• **WORK TO BE COMPLETED**
Give only the number of lines in the records that include the string "Show".

• **RECORDS FOR THIS EXERCISE**
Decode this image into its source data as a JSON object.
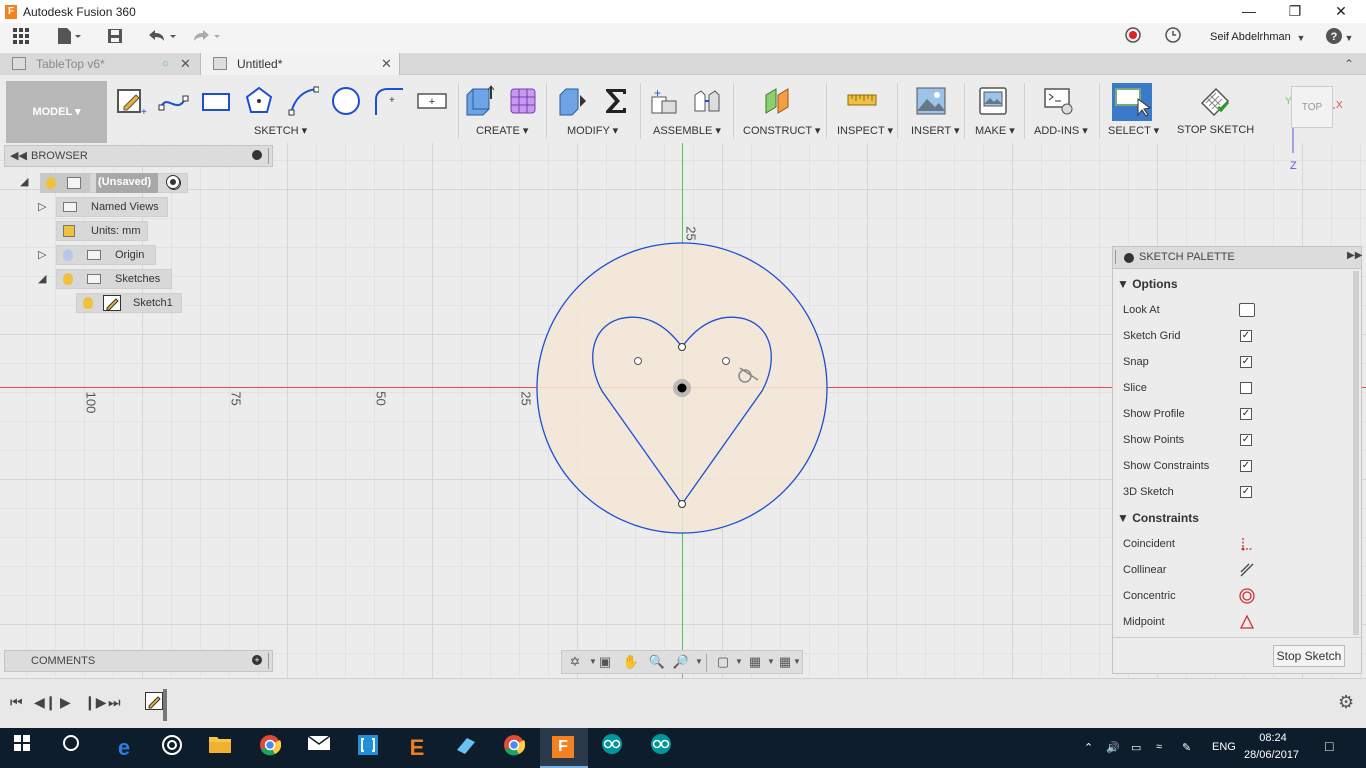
{
  "window": {
    "title": "Autodesk Fusion 360",
    "app_icon": "F"
  },
  "qat": {
    "user": "Seif Abdelrhman",
    "help": "?"
  },
  "tabs": [
    {
      "label": "TableTop v6*"
    },
    {
      "label": "Untitled*"
    }
  ],
  "ribbon": {
    "mode": "MODEL",
    "groups": {
      "sketch": "SKETCH",
      "create": "CREATE",
      "modify": "MODIFY",
      "assemble": "ASSEMBLE",
      "construct": "CONSTRUCT",
      "inspect": "INSPECT",
      "insert": "INSERT",
      "make": "MAKE",
      "addins": "ADD-INS",
      "select": "SELECT",
      "stop_sketch": "STOP SKETCH"
    }
  },
  "viewcube": {
    "face": "TOP",
    "axis_x": "X",
    "axis_y": "Y",
    "axis_z": "Z"
  },
  "browser": {
    "title": "BROWSER",
    "items": [
      {
        "label": "(Unsaved)"
      },
      {
        "label": "Named Views"
      },
      {
        "label": "Units: mm"
      },
      {
        "label": "Origin"
      },
      {
        "label": "Sketches"
      },
      {
        "label": "Sketch1"
      }
    ]
  },
  "comments": {
    "title": "COMMENTS"
  },
  "ruler": {
    "top": "25",
    "left1": "25",
    "left2": "50",
    "left3": "75",
    "left4": "100"
  },
  "palette": {
    "title": "SKETCH PALETTE",
    "options_title": "Options",
    "options": [
      {
        "label": "Look At",
        "kind": "button"
      },
      {
        "label": "Sketch Grid",
        "checked": true
      },
      {
        "label": "Snap",
        "checked": true
      },
      {
        "label": "Slice",
        "checked": false
      },
      {
        "label": "Show Profile",
        "checked": true
      },
      {
        "label": "Show Points",
        "checked": true
      },
      {
        "label": "Show Constraints",
        "checked": true
      },
      {
        "label": "3D Sketch",
        "checked": true
      }
    ],
    "constraints_title": "Constraints",
    "constraints": [
      {
        "label": "Coincident"
      },
      {
        "label": "Collinear"
      },
      {
        "label": "Concentric"
      },
      {
        "label": "Midpoint"
      }
    ],
    "stop_button": "Stop Sketch"
  },
  "taskbar": {
    "lang": "ENG",
    "time": "08:24",
    "date": "28/06/2017"
  },
  "colors": {
    "accent_blue": "#1a4fd6",
    "profile_fill": "#f5e6d6",
    "axis_red": "#e05050",
    "axis_green": "#55c455"
  }
}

• **FULL ANSWER**
3